Collection entries
>> start
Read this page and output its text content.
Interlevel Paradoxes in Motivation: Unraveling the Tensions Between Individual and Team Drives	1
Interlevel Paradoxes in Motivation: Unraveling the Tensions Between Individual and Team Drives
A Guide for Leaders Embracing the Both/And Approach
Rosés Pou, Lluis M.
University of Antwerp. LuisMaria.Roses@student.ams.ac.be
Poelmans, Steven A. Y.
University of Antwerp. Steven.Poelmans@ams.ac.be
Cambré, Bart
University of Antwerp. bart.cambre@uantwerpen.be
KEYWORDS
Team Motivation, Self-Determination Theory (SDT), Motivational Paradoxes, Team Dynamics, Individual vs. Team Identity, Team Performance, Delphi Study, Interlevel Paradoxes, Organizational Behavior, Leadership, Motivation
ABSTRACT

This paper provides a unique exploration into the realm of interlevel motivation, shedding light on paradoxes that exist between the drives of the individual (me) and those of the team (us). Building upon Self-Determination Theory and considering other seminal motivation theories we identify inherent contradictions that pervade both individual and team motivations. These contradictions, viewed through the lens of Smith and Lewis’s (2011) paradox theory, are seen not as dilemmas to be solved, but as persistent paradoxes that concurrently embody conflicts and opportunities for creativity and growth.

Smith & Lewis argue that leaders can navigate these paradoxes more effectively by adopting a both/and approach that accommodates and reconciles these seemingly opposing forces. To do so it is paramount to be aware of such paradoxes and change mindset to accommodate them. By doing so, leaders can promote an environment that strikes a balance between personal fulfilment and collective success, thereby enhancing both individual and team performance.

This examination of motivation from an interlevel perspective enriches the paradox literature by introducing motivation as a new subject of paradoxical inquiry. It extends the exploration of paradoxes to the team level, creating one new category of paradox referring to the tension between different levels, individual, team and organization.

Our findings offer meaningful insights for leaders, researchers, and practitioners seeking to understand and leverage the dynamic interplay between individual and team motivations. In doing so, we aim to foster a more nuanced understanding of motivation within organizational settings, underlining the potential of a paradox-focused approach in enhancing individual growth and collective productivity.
>> end
>> start
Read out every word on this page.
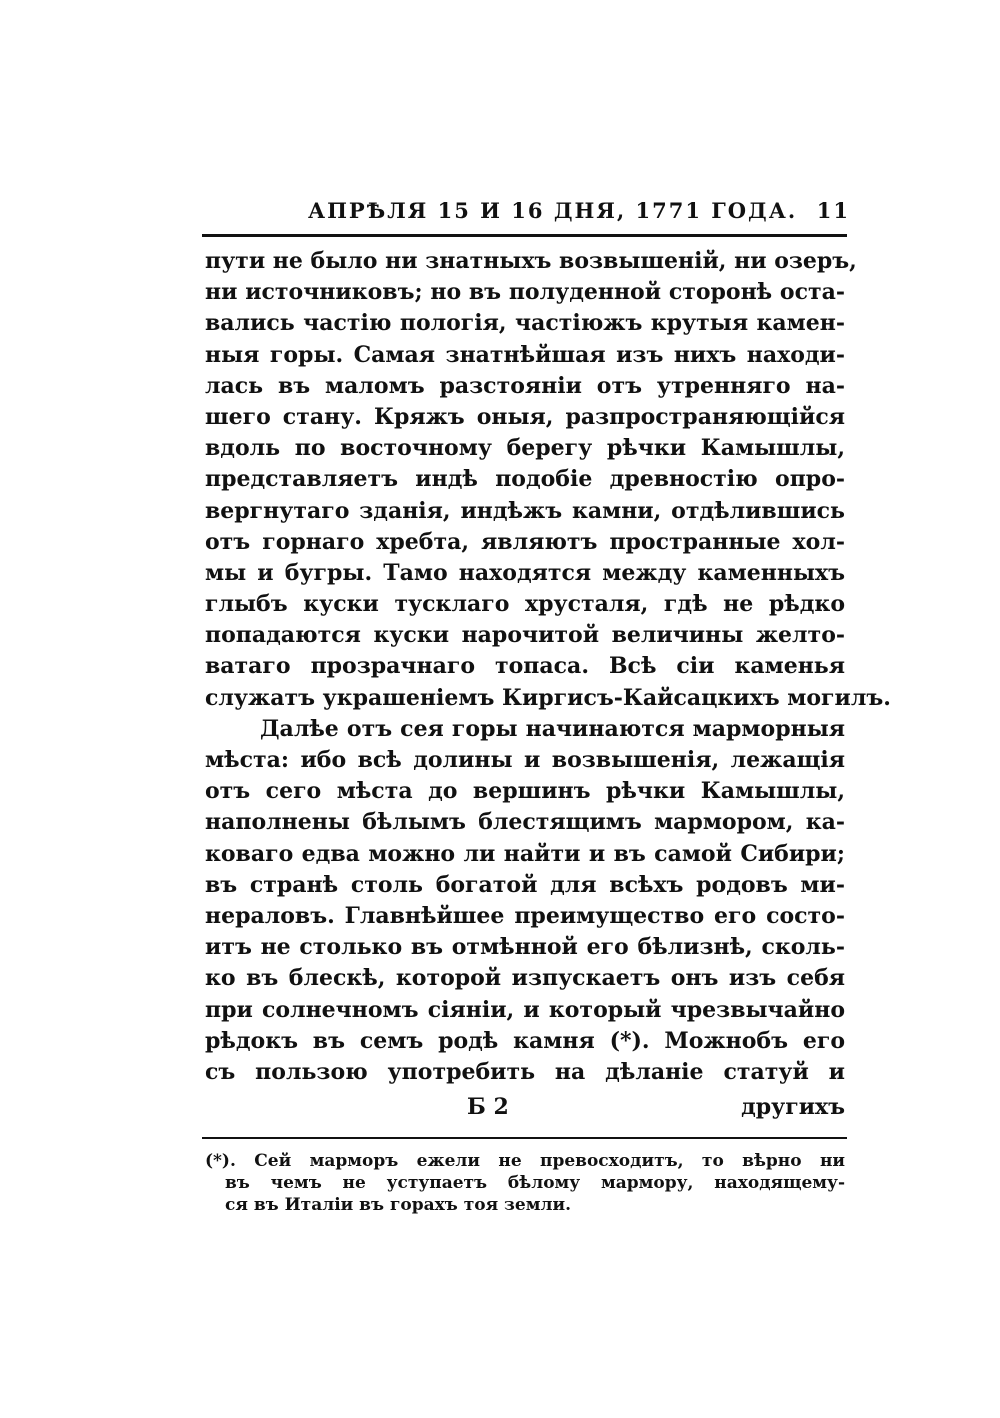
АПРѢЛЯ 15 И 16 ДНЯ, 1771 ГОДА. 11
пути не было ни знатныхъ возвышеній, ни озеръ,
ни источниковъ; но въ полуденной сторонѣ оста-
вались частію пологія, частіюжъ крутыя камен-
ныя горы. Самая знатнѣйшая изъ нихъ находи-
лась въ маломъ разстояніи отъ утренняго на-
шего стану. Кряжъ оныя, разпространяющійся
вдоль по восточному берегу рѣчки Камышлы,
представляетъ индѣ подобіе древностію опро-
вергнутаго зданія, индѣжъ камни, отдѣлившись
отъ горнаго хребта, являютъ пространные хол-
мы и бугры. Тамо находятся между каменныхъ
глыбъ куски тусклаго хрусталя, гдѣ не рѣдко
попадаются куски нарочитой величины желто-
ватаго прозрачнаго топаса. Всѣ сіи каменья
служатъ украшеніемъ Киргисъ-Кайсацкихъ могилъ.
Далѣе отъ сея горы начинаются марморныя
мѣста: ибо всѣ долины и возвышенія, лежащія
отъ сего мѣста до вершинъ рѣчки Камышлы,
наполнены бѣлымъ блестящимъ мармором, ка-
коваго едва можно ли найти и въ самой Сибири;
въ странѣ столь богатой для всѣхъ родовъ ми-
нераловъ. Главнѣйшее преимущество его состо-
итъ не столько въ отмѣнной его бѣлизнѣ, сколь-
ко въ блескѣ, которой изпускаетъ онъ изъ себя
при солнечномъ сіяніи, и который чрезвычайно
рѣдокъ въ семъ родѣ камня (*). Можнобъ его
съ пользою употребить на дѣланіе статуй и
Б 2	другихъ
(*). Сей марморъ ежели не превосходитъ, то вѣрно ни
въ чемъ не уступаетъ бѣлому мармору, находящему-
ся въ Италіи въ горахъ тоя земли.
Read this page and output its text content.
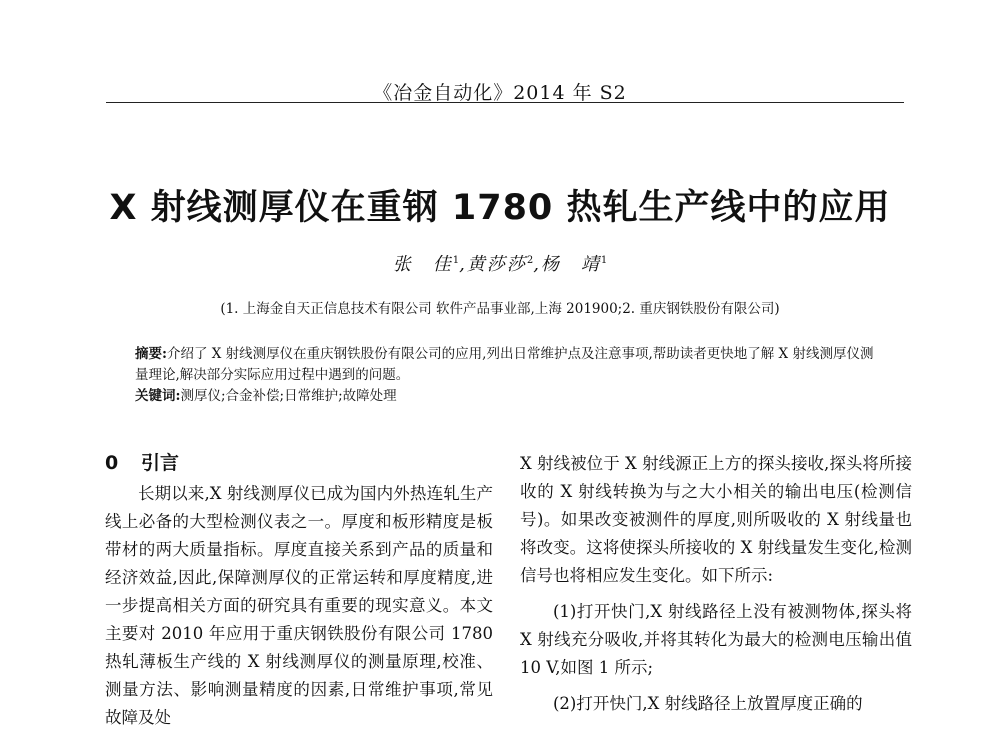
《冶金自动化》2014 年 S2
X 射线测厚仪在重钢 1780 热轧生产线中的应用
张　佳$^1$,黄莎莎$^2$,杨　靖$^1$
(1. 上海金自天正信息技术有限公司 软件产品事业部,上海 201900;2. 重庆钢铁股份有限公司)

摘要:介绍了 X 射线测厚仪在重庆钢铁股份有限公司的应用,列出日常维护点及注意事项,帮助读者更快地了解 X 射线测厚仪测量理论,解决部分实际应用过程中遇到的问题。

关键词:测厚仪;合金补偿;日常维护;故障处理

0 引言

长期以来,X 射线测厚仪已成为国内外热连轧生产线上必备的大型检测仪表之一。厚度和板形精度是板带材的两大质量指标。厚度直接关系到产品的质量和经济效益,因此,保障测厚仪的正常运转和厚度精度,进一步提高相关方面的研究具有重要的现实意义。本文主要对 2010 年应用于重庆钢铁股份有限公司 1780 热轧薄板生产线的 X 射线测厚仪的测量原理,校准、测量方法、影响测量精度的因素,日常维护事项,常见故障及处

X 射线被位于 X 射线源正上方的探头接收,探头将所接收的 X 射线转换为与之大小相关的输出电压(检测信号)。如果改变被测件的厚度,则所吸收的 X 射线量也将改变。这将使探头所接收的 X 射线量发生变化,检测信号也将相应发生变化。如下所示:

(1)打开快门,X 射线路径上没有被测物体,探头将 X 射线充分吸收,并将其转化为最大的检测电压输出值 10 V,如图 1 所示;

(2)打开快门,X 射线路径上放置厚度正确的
>> end
- _EXERCISE DETAILS_:
From the entries above, copy out every line where the string "打开快门" appears.

- _SOLUTION TO THE EXERCISE_:
(1)打开快门,X 射线路径上没有被测物体,探头将 X 射线充分吸收,并将其转化为最大的检测电压输出值 10 V,如图 1 所示;
(2)打开快门,X 射线路径上放置厚度正确的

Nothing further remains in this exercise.